--- What to work on ---
Among the lines below, count those with "contractor". Give only the number.

--- Data provided ---
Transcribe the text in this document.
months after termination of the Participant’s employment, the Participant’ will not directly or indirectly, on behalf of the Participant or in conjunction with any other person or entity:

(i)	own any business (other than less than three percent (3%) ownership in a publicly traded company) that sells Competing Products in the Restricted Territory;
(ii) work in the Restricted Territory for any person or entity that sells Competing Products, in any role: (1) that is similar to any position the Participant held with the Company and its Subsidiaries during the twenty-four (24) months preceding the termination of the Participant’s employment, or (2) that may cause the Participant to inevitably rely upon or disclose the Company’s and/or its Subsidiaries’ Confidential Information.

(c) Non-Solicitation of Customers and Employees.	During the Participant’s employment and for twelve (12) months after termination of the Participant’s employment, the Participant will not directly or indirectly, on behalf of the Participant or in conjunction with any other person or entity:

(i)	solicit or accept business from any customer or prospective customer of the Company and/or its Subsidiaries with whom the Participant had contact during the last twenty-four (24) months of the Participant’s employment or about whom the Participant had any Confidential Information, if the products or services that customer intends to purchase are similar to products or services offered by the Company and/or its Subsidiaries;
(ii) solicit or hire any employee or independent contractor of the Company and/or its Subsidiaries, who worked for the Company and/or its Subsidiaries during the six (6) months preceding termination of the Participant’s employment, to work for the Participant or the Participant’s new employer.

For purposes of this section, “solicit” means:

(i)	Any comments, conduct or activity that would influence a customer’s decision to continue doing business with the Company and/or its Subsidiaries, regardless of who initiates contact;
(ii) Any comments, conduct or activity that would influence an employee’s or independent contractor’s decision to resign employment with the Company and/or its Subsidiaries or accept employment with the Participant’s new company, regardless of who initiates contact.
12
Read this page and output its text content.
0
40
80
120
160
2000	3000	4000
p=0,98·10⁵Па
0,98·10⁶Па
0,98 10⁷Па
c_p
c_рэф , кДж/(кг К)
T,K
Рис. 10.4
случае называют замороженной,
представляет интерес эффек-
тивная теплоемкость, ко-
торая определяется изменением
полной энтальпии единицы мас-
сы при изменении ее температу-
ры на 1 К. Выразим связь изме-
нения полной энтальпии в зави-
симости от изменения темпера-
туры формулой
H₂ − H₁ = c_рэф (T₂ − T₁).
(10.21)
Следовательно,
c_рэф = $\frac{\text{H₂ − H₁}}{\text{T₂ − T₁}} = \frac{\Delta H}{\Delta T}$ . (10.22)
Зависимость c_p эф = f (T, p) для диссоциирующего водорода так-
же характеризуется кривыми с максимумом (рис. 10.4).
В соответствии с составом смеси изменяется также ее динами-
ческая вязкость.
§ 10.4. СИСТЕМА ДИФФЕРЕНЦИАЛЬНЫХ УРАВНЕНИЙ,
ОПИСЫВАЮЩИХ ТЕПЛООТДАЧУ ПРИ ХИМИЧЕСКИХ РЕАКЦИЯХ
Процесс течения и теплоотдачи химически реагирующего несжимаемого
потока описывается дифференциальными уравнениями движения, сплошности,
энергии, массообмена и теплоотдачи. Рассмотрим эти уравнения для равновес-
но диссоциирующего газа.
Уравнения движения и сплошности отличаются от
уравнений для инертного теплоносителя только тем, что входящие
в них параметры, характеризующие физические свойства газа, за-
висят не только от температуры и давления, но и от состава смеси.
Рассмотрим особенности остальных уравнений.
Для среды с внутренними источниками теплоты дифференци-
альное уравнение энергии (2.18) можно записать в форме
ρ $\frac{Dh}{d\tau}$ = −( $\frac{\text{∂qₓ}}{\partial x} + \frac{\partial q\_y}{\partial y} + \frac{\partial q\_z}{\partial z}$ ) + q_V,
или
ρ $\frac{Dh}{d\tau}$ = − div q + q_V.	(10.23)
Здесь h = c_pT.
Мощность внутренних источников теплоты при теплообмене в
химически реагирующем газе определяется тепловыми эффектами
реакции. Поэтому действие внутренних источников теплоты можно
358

--- Complete response ---
2